- _Records contained in a dataset_:

-=-=-=-=-

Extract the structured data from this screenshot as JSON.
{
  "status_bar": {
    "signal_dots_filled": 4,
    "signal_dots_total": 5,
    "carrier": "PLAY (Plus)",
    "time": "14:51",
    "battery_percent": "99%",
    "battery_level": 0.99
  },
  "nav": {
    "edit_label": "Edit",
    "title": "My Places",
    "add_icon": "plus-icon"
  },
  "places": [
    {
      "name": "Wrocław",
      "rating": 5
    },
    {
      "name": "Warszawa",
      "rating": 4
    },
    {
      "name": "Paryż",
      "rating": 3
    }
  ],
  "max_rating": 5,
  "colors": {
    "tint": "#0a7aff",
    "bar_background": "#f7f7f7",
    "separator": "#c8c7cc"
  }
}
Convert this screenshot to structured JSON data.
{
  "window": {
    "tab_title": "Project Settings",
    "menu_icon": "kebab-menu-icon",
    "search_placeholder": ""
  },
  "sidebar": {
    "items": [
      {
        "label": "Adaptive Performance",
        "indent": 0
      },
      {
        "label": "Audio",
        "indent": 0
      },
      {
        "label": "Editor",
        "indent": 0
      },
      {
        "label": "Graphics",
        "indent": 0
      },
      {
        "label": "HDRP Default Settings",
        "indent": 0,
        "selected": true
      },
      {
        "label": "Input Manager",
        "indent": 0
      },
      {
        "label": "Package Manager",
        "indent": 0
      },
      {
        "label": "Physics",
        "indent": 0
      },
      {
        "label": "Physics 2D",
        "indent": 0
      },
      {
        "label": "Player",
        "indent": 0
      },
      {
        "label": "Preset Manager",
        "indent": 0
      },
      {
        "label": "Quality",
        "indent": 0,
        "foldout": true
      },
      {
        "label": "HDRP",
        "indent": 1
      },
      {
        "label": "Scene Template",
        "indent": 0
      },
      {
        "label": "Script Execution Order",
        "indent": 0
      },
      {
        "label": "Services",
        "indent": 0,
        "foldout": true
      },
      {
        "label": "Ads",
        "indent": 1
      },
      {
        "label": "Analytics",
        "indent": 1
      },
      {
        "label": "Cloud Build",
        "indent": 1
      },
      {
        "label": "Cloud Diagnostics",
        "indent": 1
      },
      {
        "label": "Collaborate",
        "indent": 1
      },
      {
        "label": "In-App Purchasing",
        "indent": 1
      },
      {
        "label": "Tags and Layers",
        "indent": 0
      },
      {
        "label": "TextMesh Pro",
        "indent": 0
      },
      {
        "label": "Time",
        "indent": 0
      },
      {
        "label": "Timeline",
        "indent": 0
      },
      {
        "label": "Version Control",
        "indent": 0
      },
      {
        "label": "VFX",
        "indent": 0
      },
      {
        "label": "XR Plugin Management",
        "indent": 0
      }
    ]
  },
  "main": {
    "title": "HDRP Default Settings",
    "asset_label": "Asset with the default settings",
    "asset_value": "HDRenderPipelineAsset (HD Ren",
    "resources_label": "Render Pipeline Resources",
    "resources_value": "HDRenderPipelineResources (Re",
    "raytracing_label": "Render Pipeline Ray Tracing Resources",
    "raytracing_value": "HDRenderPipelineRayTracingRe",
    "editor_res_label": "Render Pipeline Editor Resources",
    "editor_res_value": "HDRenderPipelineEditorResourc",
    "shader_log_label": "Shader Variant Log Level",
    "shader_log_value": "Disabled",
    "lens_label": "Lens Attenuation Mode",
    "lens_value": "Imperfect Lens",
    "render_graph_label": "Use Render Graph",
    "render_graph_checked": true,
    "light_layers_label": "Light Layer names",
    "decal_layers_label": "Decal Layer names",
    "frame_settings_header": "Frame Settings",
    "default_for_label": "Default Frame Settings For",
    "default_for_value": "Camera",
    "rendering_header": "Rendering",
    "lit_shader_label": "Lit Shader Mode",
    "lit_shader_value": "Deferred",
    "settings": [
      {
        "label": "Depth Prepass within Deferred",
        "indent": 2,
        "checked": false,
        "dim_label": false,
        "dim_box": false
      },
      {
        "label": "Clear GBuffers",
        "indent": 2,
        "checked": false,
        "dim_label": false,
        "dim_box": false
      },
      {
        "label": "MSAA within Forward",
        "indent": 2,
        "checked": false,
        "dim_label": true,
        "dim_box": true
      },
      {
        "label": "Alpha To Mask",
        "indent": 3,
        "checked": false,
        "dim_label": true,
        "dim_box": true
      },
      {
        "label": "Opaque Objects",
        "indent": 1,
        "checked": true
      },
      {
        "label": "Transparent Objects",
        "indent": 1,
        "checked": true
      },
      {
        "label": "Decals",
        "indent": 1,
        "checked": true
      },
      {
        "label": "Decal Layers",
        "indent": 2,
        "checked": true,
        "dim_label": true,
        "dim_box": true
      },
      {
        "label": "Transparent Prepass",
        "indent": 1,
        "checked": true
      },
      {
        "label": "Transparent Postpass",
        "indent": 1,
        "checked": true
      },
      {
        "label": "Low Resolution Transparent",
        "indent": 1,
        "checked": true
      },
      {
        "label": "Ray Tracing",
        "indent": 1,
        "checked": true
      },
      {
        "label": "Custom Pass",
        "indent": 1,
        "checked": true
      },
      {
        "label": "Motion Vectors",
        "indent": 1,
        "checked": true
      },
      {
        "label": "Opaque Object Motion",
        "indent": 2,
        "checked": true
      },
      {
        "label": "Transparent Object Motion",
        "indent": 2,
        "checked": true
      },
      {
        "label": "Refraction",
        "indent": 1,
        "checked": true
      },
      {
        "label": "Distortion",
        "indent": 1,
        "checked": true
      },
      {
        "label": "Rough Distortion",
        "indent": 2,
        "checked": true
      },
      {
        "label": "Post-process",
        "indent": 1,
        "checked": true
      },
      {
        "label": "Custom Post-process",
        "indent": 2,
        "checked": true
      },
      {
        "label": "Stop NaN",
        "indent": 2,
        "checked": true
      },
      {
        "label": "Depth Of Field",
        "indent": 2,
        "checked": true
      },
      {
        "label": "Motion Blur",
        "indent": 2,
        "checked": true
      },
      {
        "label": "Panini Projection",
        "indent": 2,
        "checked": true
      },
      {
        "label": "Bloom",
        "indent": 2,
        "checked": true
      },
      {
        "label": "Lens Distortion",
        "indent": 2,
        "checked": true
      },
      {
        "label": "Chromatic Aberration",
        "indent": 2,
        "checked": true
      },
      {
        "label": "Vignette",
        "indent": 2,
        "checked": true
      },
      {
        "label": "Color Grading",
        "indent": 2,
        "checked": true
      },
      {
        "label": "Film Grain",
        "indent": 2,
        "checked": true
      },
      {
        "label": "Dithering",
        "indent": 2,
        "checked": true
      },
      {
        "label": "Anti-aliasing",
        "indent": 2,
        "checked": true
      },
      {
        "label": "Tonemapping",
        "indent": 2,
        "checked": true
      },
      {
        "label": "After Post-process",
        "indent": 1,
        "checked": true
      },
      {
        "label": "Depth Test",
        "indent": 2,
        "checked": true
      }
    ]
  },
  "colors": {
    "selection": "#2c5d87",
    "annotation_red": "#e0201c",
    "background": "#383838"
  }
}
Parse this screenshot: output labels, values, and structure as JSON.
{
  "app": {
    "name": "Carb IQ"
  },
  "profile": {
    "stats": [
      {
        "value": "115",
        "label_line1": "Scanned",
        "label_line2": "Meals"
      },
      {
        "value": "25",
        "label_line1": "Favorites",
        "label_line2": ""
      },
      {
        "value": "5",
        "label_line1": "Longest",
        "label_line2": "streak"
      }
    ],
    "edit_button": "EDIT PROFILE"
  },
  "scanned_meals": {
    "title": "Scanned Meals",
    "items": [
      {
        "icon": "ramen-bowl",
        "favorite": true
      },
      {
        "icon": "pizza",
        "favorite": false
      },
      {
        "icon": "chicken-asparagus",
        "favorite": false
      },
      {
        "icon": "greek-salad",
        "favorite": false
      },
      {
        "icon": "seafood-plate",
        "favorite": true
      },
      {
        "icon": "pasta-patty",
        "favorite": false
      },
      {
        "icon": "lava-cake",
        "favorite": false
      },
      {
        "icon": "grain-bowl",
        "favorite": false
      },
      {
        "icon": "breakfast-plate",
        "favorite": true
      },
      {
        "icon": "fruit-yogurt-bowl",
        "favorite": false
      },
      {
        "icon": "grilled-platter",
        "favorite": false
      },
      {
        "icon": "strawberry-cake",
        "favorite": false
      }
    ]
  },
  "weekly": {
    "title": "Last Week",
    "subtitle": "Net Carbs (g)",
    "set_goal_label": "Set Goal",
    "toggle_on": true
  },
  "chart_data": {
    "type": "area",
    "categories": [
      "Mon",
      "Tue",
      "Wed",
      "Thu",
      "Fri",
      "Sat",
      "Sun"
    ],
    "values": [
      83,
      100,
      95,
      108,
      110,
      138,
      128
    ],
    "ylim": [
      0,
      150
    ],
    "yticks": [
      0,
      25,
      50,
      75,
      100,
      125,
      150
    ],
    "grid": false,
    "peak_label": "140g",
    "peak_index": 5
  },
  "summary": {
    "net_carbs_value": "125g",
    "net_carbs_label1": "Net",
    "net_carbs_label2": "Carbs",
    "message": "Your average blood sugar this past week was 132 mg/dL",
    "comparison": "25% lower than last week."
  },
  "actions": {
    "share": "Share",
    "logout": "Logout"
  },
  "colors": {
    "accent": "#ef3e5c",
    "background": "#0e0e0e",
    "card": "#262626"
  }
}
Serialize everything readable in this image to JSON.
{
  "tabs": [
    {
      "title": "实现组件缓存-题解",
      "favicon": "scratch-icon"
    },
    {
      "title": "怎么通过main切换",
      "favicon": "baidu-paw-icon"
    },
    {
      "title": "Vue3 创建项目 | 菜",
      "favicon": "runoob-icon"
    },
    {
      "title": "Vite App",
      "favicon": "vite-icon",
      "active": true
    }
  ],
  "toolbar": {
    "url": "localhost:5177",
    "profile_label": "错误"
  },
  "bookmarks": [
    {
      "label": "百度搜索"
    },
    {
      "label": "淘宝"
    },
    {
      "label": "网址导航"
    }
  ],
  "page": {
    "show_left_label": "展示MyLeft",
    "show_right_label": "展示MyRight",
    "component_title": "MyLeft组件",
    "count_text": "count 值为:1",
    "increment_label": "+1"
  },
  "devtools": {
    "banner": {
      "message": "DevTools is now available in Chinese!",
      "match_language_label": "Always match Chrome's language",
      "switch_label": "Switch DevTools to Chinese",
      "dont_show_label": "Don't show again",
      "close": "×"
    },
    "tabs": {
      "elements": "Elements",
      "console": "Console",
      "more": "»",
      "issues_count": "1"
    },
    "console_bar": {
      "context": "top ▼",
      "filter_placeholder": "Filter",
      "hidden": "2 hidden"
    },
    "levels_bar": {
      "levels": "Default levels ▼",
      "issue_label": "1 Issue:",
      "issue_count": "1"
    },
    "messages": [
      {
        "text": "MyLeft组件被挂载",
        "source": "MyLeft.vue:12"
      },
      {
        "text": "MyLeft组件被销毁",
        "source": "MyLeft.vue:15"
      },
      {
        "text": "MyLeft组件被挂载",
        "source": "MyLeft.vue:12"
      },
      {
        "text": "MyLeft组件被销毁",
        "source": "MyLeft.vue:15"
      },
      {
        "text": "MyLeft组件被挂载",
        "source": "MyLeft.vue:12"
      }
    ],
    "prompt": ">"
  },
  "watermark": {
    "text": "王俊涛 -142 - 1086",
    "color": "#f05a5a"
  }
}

-=-=-=-=-

- _Work to be completed_:
Show each line of the data that contains the string "Distortion".

- _Written response_:
        "label": "Distortion",
        "label": "Rough Distortion",
        "label": "Lens Distortion",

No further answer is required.